Sunday 27 February 2011

A constant in someone else's life...farms, veggie patches, chickens and Hugh Fernley Whittingstall...

We’ve been watching The People’s Supermarket and finally my husband admitted that he would not be doing the veggie patch this year.
This is a huge pronouncement. I am not surprised as he works harder than ever now. But I was interested in why he felt he could no longer do it. “I’m tired,” he said. I looked at him. “Ferry isn’t here. It’s just not the same without him.”
I miss Ferry too.
Ferry came to us aged 13 and started off giving us a hand in the garden and the veggie patch and over the years he became, well a son for want of a better description. Crikey! I was often accused of being his mother. At first I was bewildered. I mean at 35 how could I possibly be his mother? Then it dawned on me it was perfectly feasible I am 21 years his senior. In fact his mother was only 20 when she had his elder brother and 23 when she had him, so it was more than feasible. Couple his dark good looks and my Welsh ancestry and it was more than likely. And although I was not his mother there was a strong maternal streak in my view of him over the years.
God how I miss him.
I am thrilled that he is enjoying his life and doing something he loves but I miss him. I miss him eating me out of house and home. I miss his goofy grin. I miss discussing chickens with him; their merits and problems. I miss his enthusiasm for the garden, conservation and wildlife in general and what we do here at the Farm.

| WHAT IS BEING ASKED |
Reproduce the blog post word for word, starting at the words "Sunday 27 February" and ending after "miss Ferry too.". Rely on the blog post alone.

[Data entries]
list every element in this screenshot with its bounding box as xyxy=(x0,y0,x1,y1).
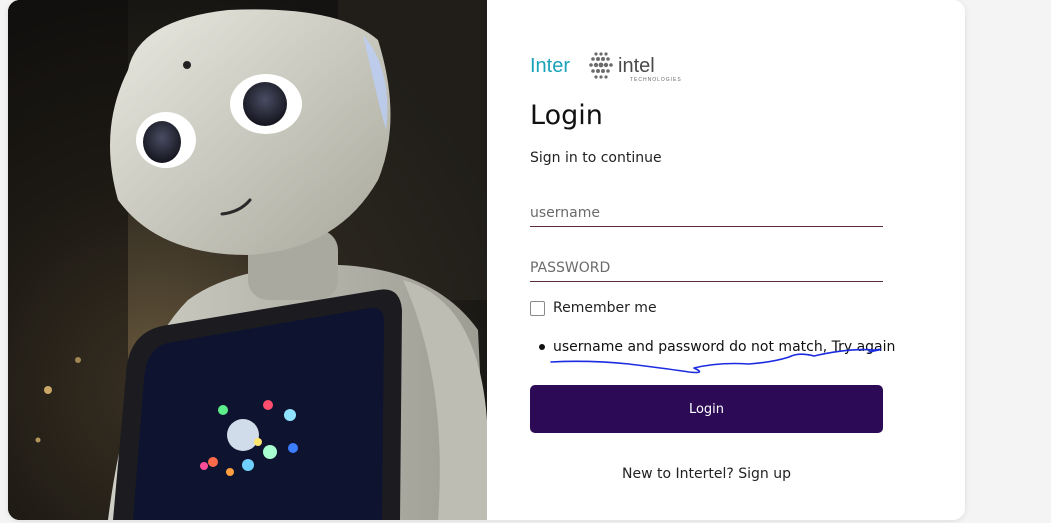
password-input[interactable] xyxy=(530,255,883,282)
intertel-logo: Inter intel TECHNOLOGIES xyxy=(530,52,682,83)
handwritten-underline-annotation xyxy=(550,348,882,374)
bullet-icon xyxy=(539,344,545,350)
remember-me-checkbox[interactable] xyxy=(530,300,545,316)
signup-row: New to Intertel? Sign up xyxy=(530,466,883,482)
login-panel: Inter intel TECHNOLOGIES Login Sign in t… xyxy=(487,0,965,520)
remember-me-label: Remember me xyxy=(553,300,657,316)
login-card: Inter intel TECHNOLOGIES Login Sign in t… xyxy=(8,0,965,520)
page-subtitle: Sign in to continue xyxy=(530,150,662,166)
robot-hero-image xyxy=(8,0,487,520)
login-button[interactable]: Login xyxy=(530,385,883,433)
signup-prompt: New to Intertel? xyxy=(622,466,739,482)
logo-wordmark-left: Inter xyxy=(530,55,570,77)
page-title: Login xyxy=(530,100,603,131)
signup-link[interactable]: Sign up xyxy=(738,466,791,482)
username-input[interactable] xyxy=(530,200,883,227)
remember-me-row[interactable]: Remember me xyxy=(530,300,657,316)
logo-tagline: TECHNOLOGIES xyxy=(630,77,682,83)
logo-wordmark-right: intel xyxy=(618,55,655,77)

| REPLY |
Sunday 27 February 2011

A constant in someone else's life...farms, veggie patches, chickens and Hugh Fernley Whittingstall...

We’ve been watching The People’s Supermarket and finally my husband admitted that he would not be doing the veggie patch this year.
This is a huge pronouncement. I am not surprised as he works harder than ever now. But I was interested in why he felt he could no longer do it. “I’m tired,” he said. I looked at him. “Ferry isn’t here. It’s just not the same without him.”
I miss Ferry too.